_Reading text:_
— begin —
Tuesday, April 24, 2007

ART: Other "Zones" by Nana Tchitchoua


March 31 - May 1, 2007
Opening Reception: Saturday, March 31, 7pm
Gregg Fleishman Studio with Nana Tchitchoua

3850 Main Street Culver City CA 90232


As a cultural producer, Nana creates in diverse media and technologies; she is an artist, filmmaker, independent curator, educator and impressario. Nana is a long time collaborator with her husband, Travis Wade Ivy and an initiator of the artists' exchange residency/collaborative projects: Dadabeat-i Avant-Ura! and Other Zones. She is also associated with The Tula Tea Room at The Museum of Jurassic Technology.
Nana (Nanuka) Tchitchoua was born in Tbilisi, Georgia in 1978, to a family of mixed heritage - a Jewish mother and a Georgian Orthodox [Christian] father. Growing up through the decline and fall of the Soviet Empire; her surroundings were at once tumultuous and immutable. She was predisposed with a sense of deep connections to her ancestral past, and the fragile translucence of the present. The crumbling societal structure in Georgia forced her family to flee in the early 90s. Throughout this, she developed a personal aesthetic through painting, and later filmmaking; a spiritual collision of fragmentary epochs. After immigrating to the United States in 1992, she studied at the California Institute of the Arts, receiving a BFA in Art in 2000 and an MFA in Experimental Filmmaking in 2002. At present she produces paintings, drawings, moving images to action performance, installations, collages and prints in her Culver City studio.
— end —
_Data section:_
— begin —
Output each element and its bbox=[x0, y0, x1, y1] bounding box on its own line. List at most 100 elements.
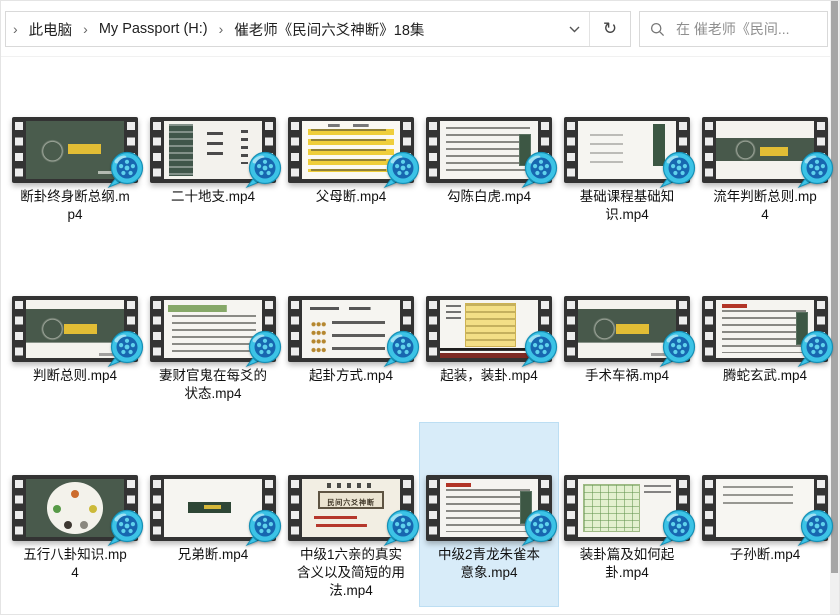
— end —
_Instruction 1:_
Answer these from the exhibition notice, each on its own line:
(a) What is the street address of the studio?
(b) In what year did Nana Tchitchoua immigrate to the United States?
(c) What degree did she receive in 2002?
_Instruction 2:_ Give back the stretch of the exhibition notice from "3850 Main Street" through "of Jurassic Technology.", copied word for word.

_Task solution 1:_
(a) 3850 Main Street Culver City CA 90232
(b) 1992
(c) An MFA in Experimental Filmmaking

_Task solution 2:_
3850 Main Street Culver City CA 90232


As a cultural producer, Nana creates in diverse media and technologies; she is an artist, filmmaker, independent curator, educator and impressario. Nana is a long time collaborator with her husband, Travis Wade Ivy and an initiator of the artists' exchange residency/collaborative projects: Dadabeat-i Avant-Ura! and Other Zones. She is also associated with The Tula Tea Room at The Museum of Jurassic Technology.